(Some records)
☆ ☆ ☆ ☆ ☆ ☆ ☆
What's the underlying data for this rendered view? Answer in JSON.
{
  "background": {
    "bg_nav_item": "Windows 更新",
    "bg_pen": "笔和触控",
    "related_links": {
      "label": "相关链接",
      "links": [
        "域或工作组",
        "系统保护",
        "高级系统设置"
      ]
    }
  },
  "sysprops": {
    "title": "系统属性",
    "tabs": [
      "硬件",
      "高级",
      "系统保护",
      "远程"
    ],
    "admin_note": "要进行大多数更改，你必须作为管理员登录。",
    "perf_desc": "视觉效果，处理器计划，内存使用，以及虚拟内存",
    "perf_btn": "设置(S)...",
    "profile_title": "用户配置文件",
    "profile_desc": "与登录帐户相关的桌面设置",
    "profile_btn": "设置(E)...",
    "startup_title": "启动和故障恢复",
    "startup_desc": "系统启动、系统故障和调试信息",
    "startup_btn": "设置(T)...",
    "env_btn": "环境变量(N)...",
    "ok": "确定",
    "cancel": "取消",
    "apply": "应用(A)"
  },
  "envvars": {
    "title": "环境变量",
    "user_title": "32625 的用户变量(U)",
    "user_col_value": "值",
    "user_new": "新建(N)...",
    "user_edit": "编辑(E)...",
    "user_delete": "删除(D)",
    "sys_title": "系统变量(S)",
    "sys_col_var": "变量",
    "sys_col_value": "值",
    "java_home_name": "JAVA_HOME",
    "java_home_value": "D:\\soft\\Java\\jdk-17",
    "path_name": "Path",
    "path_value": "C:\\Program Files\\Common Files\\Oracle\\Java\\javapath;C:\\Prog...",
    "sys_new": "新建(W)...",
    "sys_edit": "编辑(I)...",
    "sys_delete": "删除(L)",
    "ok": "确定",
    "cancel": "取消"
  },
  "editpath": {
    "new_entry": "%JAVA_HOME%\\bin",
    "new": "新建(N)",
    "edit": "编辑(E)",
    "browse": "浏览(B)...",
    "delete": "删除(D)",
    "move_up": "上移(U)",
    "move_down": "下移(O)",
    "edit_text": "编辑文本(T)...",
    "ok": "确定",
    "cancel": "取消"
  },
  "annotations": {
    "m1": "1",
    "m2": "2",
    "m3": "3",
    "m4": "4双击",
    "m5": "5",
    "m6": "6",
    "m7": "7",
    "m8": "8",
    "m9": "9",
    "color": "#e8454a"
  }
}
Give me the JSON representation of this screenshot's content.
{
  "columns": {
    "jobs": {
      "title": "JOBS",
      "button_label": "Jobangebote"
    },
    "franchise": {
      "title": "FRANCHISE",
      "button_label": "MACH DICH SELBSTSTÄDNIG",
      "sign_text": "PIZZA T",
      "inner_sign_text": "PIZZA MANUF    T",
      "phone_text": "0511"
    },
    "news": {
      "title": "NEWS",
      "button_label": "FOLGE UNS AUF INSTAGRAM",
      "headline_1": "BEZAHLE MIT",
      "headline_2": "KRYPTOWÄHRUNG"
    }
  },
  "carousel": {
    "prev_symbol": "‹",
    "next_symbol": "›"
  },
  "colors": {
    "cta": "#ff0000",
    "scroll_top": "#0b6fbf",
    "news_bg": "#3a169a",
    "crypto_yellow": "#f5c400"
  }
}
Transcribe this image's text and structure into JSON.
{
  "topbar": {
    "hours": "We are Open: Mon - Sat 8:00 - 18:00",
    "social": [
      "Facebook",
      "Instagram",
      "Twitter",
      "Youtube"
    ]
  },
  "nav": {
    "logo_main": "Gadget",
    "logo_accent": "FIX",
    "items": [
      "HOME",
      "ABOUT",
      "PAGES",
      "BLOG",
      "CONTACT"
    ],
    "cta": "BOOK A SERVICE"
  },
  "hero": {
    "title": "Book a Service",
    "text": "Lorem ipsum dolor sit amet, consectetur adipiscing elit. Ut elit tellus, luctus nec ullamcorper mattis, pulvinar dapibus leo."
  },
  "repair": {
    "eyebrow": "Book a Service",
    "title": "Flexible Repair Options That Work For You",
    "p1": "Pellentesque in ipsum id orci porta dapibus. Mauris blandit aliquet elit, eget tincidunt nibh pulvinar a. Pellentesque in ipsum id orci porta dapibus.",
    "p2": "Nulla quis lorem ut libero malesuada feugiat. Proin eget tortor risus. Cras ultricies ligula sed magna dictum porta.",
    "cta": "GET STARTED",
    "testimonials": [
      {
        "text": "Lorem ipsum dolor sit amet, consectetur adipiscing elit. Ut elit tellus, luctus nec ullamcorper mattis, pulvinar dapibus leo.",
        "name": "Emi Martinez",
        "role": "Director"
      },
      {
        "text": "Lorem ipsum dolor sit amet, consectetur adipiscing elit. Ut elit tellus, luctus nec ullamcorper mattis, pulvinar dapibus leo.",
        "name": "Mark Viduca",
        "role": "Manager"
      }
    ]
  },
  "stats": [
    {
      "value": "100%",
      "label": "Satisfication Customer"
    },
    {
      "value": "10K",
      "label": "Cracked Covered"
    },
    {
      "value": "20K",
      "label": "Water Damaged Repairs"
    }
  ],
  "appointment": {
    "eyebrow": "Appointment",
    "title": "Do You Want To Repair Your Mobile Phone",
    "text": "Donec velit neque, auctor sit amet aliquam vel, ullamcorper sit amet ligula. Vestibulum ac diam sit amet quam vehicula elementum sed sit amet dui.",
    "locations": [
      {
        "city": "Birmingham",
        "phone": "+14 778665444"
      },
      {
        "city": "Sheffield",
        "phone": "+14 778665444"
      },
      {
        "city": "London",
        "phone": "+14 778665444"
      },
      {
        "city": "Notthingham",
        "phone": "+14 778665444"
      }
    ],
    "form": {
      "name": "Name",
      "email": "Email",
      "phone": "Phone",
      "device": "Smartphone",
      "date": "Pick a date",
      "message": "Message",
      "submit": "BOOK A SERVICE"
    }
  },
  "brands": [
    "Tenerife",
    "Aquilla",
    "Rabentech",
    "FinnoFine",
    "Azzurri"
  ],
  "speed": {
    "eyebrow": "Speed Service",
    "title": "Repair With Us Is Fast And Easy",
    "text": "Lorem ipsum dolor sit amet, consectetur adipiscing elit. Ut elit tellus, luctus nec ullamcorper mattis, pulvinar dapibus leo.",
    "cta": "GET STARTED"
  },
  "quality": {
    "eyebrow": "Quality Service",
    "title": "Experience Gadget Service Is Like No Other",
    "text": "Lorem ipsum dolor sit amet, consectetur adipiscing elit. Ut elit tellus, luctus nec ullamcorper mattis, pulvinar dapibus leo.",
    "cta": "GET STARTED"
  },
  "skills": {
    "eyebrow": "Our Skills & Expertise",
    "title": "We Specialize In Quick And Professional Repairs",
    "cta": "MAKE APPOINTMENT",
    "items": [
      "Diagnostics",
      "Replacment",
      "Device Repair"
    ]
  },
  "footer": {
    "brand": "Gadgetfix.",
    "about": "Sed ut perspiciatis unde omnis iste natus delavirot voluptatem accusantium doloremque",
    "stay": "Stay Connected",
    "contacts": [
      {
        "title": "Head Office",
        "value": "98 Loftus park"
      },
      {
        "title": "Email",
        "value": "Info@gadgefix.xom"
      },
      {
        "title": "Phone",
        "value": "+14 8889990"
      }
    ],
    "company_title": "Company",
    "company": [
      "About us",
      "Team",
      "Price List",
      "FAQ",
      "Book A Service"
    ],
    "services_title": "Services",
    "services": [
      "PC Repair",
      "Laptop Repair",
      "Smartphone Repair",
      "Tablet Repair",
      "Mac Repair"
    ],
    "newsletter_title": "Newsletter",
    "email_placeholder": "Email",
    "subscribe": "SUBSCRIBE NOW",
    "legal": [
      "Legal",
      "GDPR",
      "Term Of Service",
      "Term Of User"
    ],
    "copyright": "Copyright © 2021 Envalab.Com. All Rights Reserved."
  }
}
☆ ☆ ☆ ☆ ☆ ☆ ☆
EXERCISE AIM ▸
Review the material and copy each line in which the word "Smartphone" appears.

EXPECTED OUTPUT ▸
      "device": "Smartphone",
      "Smartphone Repair",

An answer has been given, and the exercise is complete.